Data provided:
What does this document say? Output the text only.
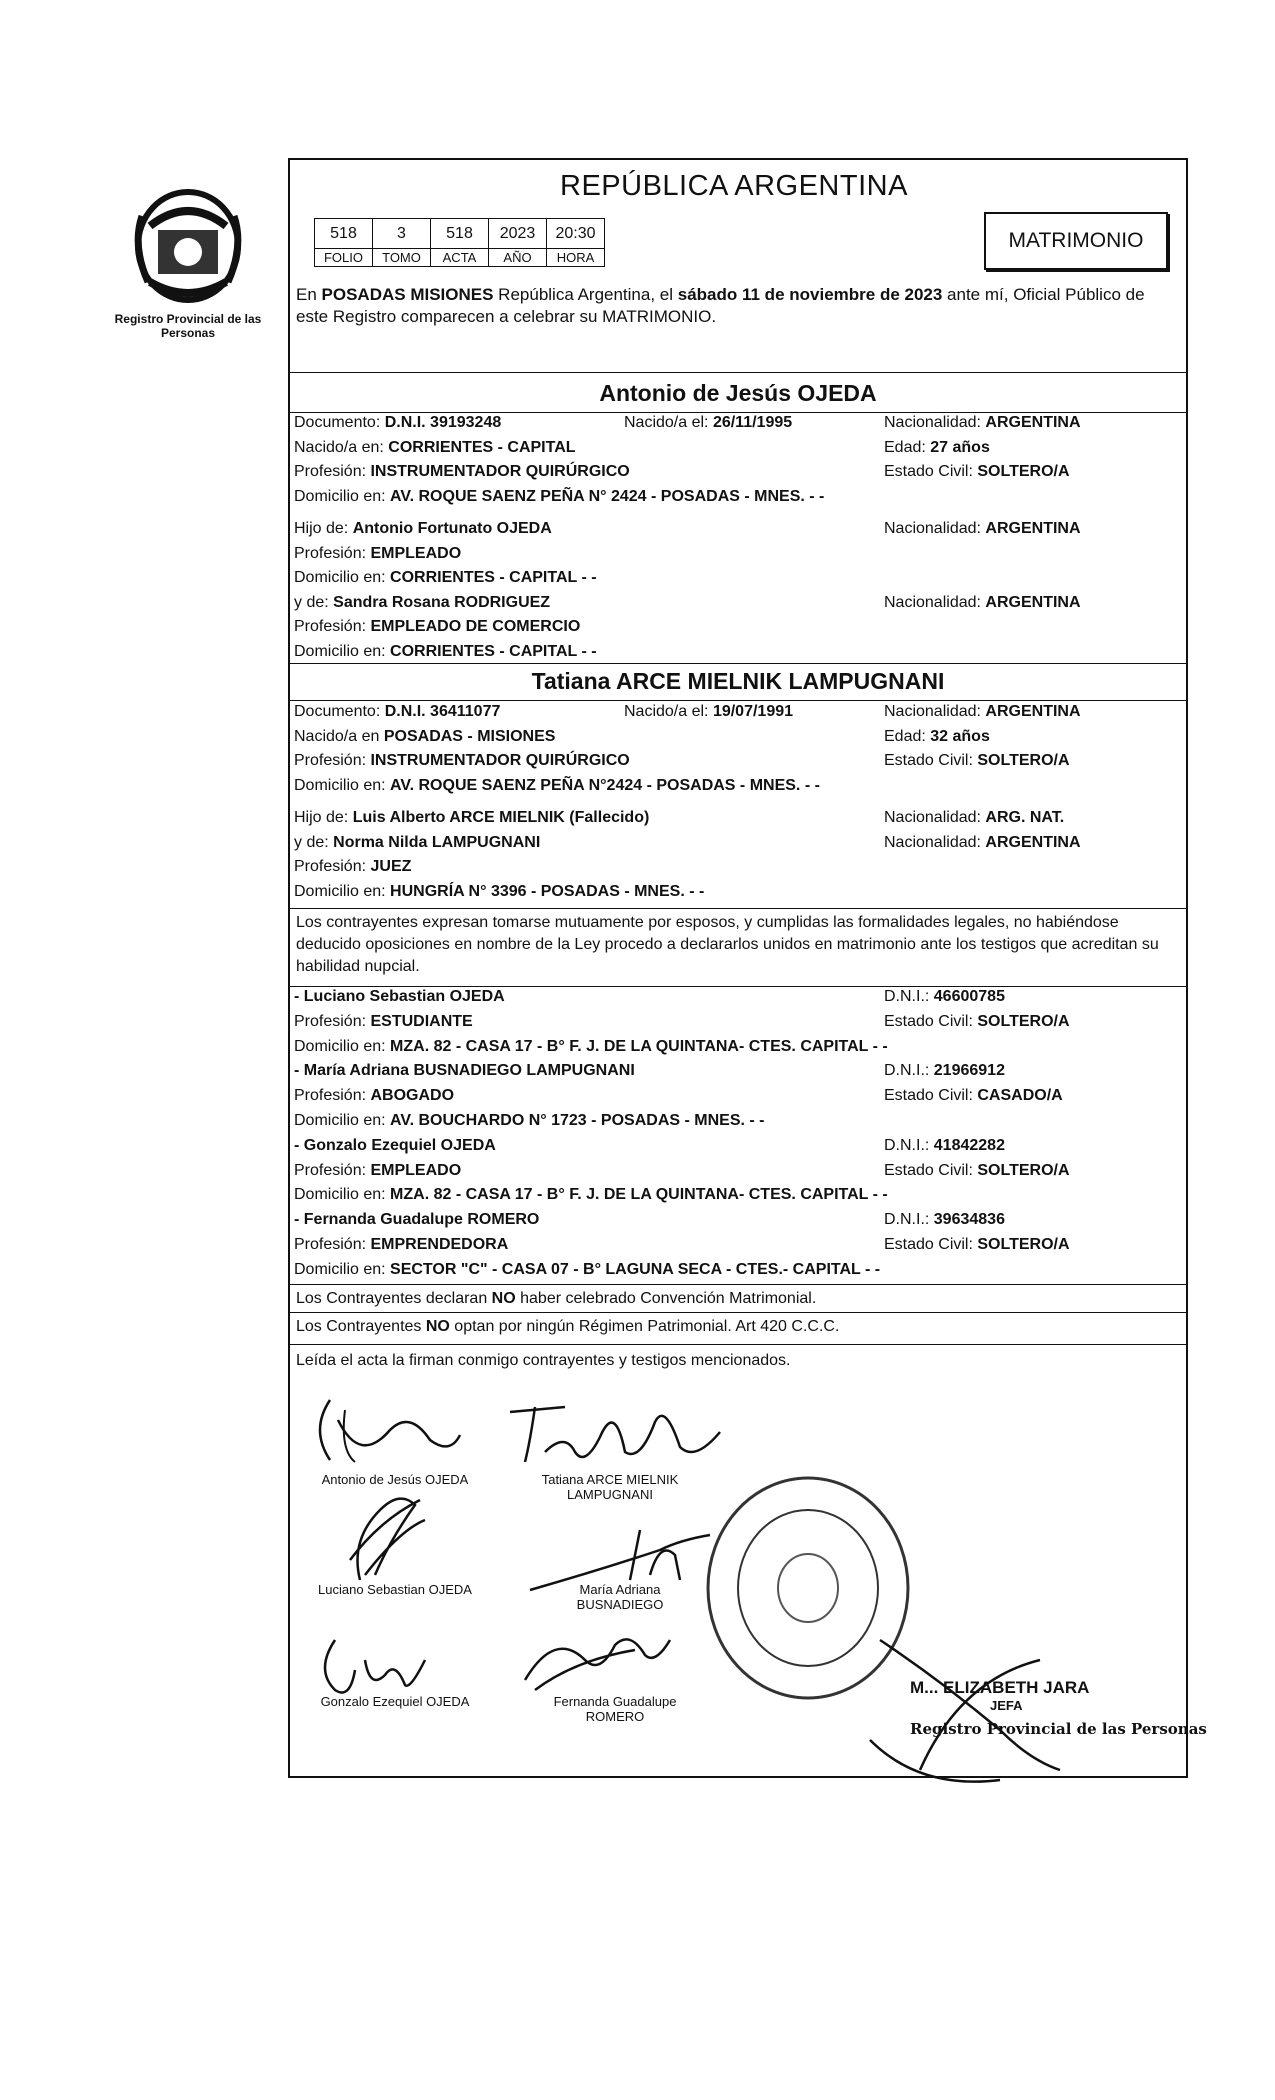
Registro Provincial de las Personas
REPÚBLICA ARGENTINA
518	3	518	2023	20:30
FOLIO	TOMO	ACTA	AÑO	HORA
MATRIMONIO
En POSADAS MISIONES República Argentina, el sábado 11 de noviembre de 2023 ante mí, Oficial Público de este Registro comparecen a celebrar su MATRIMONIO.
Antonio de Jesús OJEDA
Tatiana ARCE MIELNIK LAMPUGNANI
Los contrayentes expresan tomarse mutuamente por esposos, y cumplidas las formalidades legales, no habiéndose deducido oposiciones en nombre de la Ley procedo a declararlos unidos en matrimonio ante los testigos que acreditan su habilidad nupcial.
Los Contrayentes declaran NO haber celebrado Convención Matrimonial.
Los Contrayentes NO optan por ningún Régimen Patrimonial. Art 420 C.C.C.
Leída el acta la firman conmigo contrayentes y testigos mencionados.
Documento: D.N.I. 39193248	Nacido/a el: 26/11/1995	Nacionalidad: ARGENTINA
Nacido/a en: CORRIENTES - CAPITAL	Edad: 27 años
Profesión: INSTRUMENTADOR QUIRÚRGICO	Estado Civil: SOLTERO/A
Domicilio en: AV. ROQUE SAENZ PEÑA N° 2424 - POSADAS - MNES. - -
Hijo de: Antonio Fortunato OJEDA	Nacionalidad: ARGENTINA
Profesión: EMPLEADO
Domicilio en: CORRIENTES - CAPITAL - -
y de: Sandra Rosana RODRIGUEZ	Nacionalidad: ARGENTINA
Profesión: EMPLEADO DE COMERCIO
Domicilio en: CORRIENTES - CAPITAL - -
Documento: D.N.I. 36411077	Nacido/a el: 19/07/1991	Nacionalidad: ARGENTINA
Nacido/a en POSADAS - MISIONES	Edad: 32 años
Profesión: INSTRUMENTADOR QUIRÚRGICO	Estado Civil: SOLTERO/A
Domicilio en: AV. ROQUE SAENZ PEÑA N°2424 - POSADAS - MNES. - -
Hijo de: Luis Alberto ARCE MIELNIK (Fallecido)	Nacionalidad: ARG. NAT.
y de: Norma Nilda LAMPUGNANI	Nacionalidad: ARGENTINA
Profesión: JUEZ
Domicilio en: HUNGRÍA N° 3396 - POSADAS - MNES. - -
- Luciano Sebastian OJEDA	D.N.I.: 46600785
Profesión: ESTUDIANTE	Estado Civil: SOLTERO/A
Domicilio en: MZA. 82 - CASA 17 - B° F. J. DE LA QUINTANA- CTES. CAPITAL - -
- María Adriana BUSNADIEGO LAMPUGNANI	D.N.I.: 21966912
Profesión: ABOGADO	Estado Civil: CASADO/A
Domicilio en: AV. BOUCHARDO N° 1723 - POSADAS - MNES. - -
- Gonzalo Ezequiel OJEDA	D.N.I.: 41842282
Profesión: EMPLEADO	Estado Civil: SOLTERO/A
Domicilio en: MZA. 82 - CASA 17 - B° F. J. DE LA QUINTANA- CTES. CAPITAL - -
- Fernanda Guadalupe ROMERO	D.N.I.: 39634836
Profesión: EMPRENDEDORA	Estado Civil: SOLTERO/A
Domicilio en: SECTOR "C" - CASA 07 - B° LAGUNA SECA - CTES.- CAPITAL - -
Antonio de Jesús OJEDA	Tatiana ARCE MIELNIK LAMPUGNANI
Luciano Sebastian OJEDA	María Adriana BUSNADIEGO
Gonzalo Ezequiel OJEDA	Fernanda Guadalupe ROMERO
M... ELIZABETH JARA
JEFA
Registro Provincial de las Personas
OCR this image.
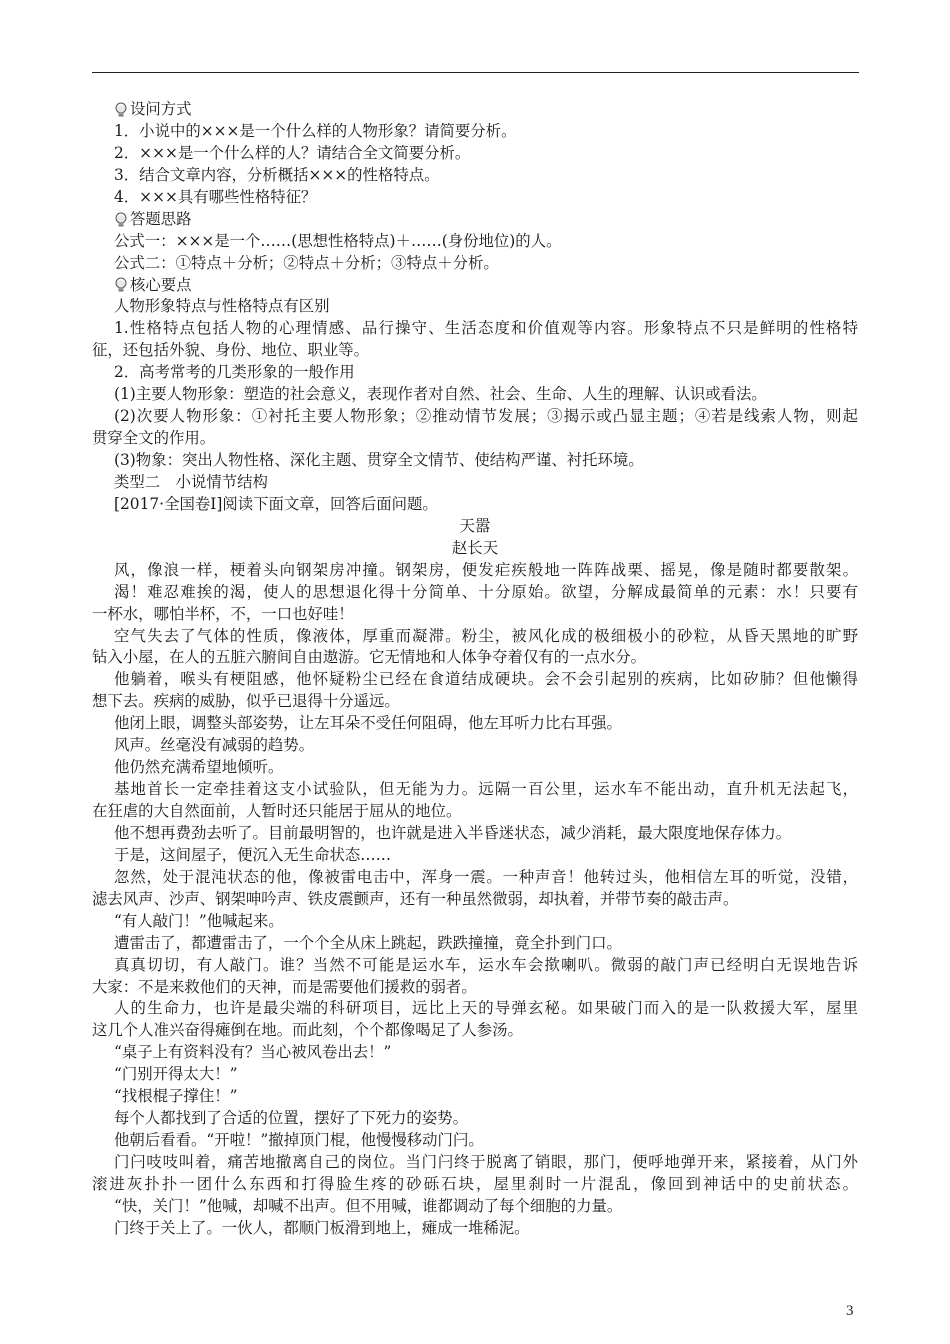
设问方式
1．小说中的×××是一个什么样的人物形象？请简要分析。
2．×××是一个什么样的人？请结合全文简要分析。
3．结合文章内容，分析概括×××的性格特点。
4．×××具有哪些性格特征？
答题思路
公式一：×××是一个……(思想性格特点)＋……(身份地位)的人。
公式二：①特点＋分析；②特点＋分析；③特点＋分析。
核心要点
人物形象特点与性格特点有区别
1.性格特点包括人物的心理情感、品行操守、生活态度和价值观等内容。形象特点不只是鲜明的性格特
征，还包括外貌、身份、地位、职业等。
2．高考常考的几类形象的一般作用
(1)主要人物形象：塑造的社会意义，表现作者对自然、社会、生命、人生的理解、认识或看法。
(2)次要人物形象：①衬托主要人物形象；②推动情节发展；③揭示或凸显主题；④若是线索人物，则起
贯穿全文的作用。
(3)物象：突出人物性格、深化主题、贯穿全文情节、使结构严谨、衬托环境。
类型二　小说情节结构
[2017·全国卷Ⅰ]阅读下面文章，回答后面问题。
天嚣
赵长天
风，像浪一样，梗着头向钢架房冲撞。钢架房，便发疟疾般地一阵阵战栗、摇晃，像是随时都要散架。
渴！难忍难挨的渴，使人的思想退化得十分简单、十分原始。欲望，分解成最简单的元素：水！只要有
一杯水，哪怕半杯，不，一口也好哇！
空气失去了气体的性质，像液体，厚重而凝滞。粉尘，被风化成的极细极小的砂粒，从昏天黑地的旷野
钻入小屋，在人的五脏六腑间自由遨游。它无情地和人体争夺着仅有的一点水分。
他躺着，喉头有梗阻感，他怀疑粉尘已经在食道结成硬块。会不会引起别的疾病，比如矽肺？但他懒得
想下去。疾病的威胁，似乎已退得十分遥远。
他闭上眼，调整头部姿势，让左耳朵不受任何阻碍，他左耳听力比右耳强。
风声。丝毫没有减弱的趋势。
他仍然充满希望地倾听。
基地首长一定牵挂着这支小试验队，但无能为力。远隔一百公里，运水车不能出动，直升机无法起飞，
在狂虐的大自然面前，人暂时还只能居于屈从的地位。
他不想再费劲去听了。目前最明智的，也许就是进入半昏迷状态，减少消耗，最大限度地保存体力。
于是，这间屋子，便沉入无生命状态……
忽然，处于混沌状态的他，像被雷电击中，浑身一震。一种声音！他转过头，他相信左耳的听觉，没错，
滤去风声、沙声、钢架呻吟声、铁皮震颤声，还有一种虽然微弱，却执着，并带节奏的敲击声。
“有人敲门！”他喊起来。
遭雷击了，都遭雷击了，一个个全从床上跳起，跌跌撞撞，竟全扑到门口。
真真切切，有人敲门。谁？当然不可能是运水车，运水车会揿喇叭。微弱的敲门声已经明白无误地告诉
大家：不是来救他们的天神，而是需要他们援救的弱者。
人的生命力，也许是最尖端的科研项目，远比上天的导弹玄秘。如果破门而入的是一队救援大军，屋里
这几个人准兴奋得瘫倒在地。而此刻，个个都像喝足了人参汤。
“桌子上有资料没有？当心被风卷出去！”
“门别开得太大！”
“找根棍子撑住！”
每个人都找到了合适的位置，摆好了下死力的姿势。
他朝后看看。“开啦！”撤掉顶门棍，他慢慢移动门闩。
门闩吱吱叫着，痛苦地撤离自己的岗位。当门闩终于脱离了销眼，那门，便呼地弹开来，紧接着，从门外
滚进灰扑扑一团什么东西和打得脸生疼的砂砾石块，屋里刹时一片混乱，像回到神话中的史前状态。
“快，关门！”他喊，却喊不出声。但不用喊，谁都调动了每个细胞的力量。
门终于关上了。一伙人，都顺门板滑到地上，瘫成一堆稀泥。
3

Exercise directions: Determine the number of lines in the records that include the string "MNES", and respond with that number only.

Reply to the task: 4